Quote the records that follow in full and exactly; leave out the pictures.

◇ ◇ ◇ ◇ ◇ ◇ ◇

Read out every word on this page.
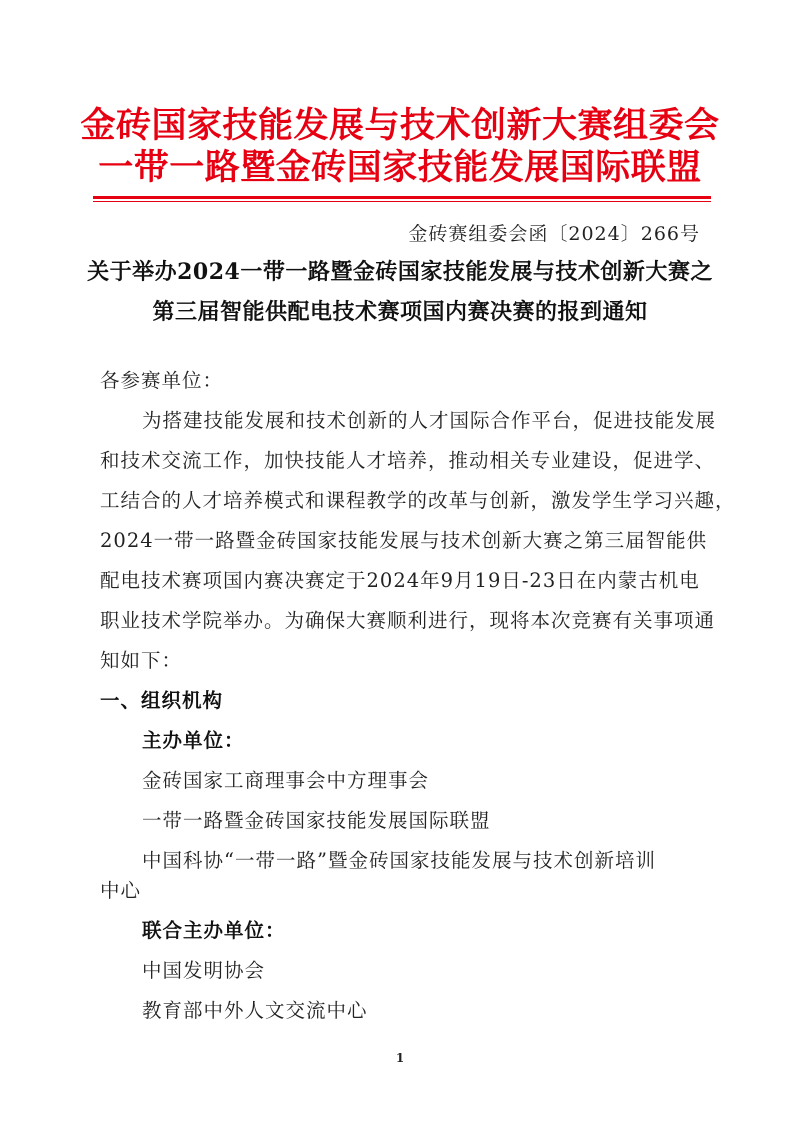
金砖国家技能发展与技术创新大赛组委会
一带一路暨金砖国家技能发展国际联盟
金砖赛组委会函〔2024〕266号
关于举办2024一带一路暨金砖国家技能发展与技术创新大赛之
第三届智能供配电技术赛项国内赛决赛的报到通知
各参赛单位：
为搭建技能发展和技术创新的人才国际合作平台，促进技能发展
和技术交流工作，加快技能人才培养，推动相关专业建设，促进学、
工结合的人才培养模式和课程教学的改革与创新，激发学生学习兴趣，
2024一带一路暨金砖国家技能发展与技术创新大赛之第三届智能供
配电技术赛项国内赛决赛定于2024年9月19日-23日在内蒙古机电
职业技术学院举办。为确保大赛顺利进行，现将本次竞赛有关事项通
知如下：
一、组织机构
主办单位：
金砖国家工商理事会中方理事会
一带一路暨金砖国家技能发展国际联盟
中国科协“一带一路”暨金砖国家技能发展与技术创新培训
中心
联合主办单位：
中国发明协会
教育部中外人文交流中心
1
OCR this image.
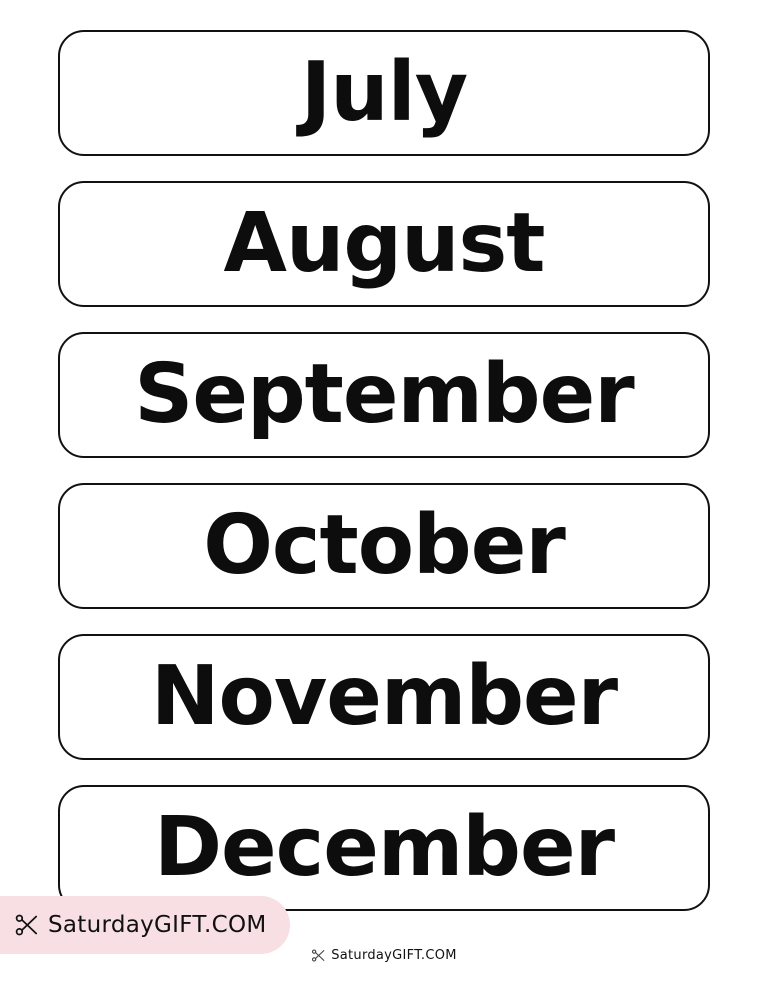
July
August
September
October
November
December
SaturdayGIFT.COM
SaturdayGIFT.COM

◇ ◇ ◇ ◇ ◇ ◇ ◇

RESULT OF THIS EXERCISE:
Read out every word on this page.
金砖国家技能发展与技术创新大赛组委会
一带一路暨金砖国家技能发展国际联盟
金砖赛组委会函〔2024〕266号
关于举办2024一带一路暨金砖国家技能发展与技术创新大赛之
第三届智能供配电技术赛项国内赛决赛的报到通知
各参赛单位：
为搭建技能发展和技术创新的人才国际合作平台，促进技能发展
和技术交流工作，加快技能人才培养，推动相关专业建设，促进学、
工结合的人才培养模式和课程教学的改革与创新，激发学生学习兴趣，
2024一带一路暨金砖国家技能发展与技术创新大赛之第三届智能供
配电技术赛项国内赛决赛定于2024年9月19日-23日在内蒙古机电
职业技术学院举办。为确保大赛顺利进行，现将本次竞赛有关事项通
知如下：
一、组织机构
主办单位：
金砖国家工商理事会中方理事会
一带一路暨金砖国家技能发展国际联盟
中国科协“一带一路”暨金砖国家技能发展与技术创新培训
中心
联合主办单位：
中国发明协会
教育部中外人文交流中心
1
OCR this image.
July
August
September
October
November
December
SaturdayGIFT.COM
SaturdayGIFT.COM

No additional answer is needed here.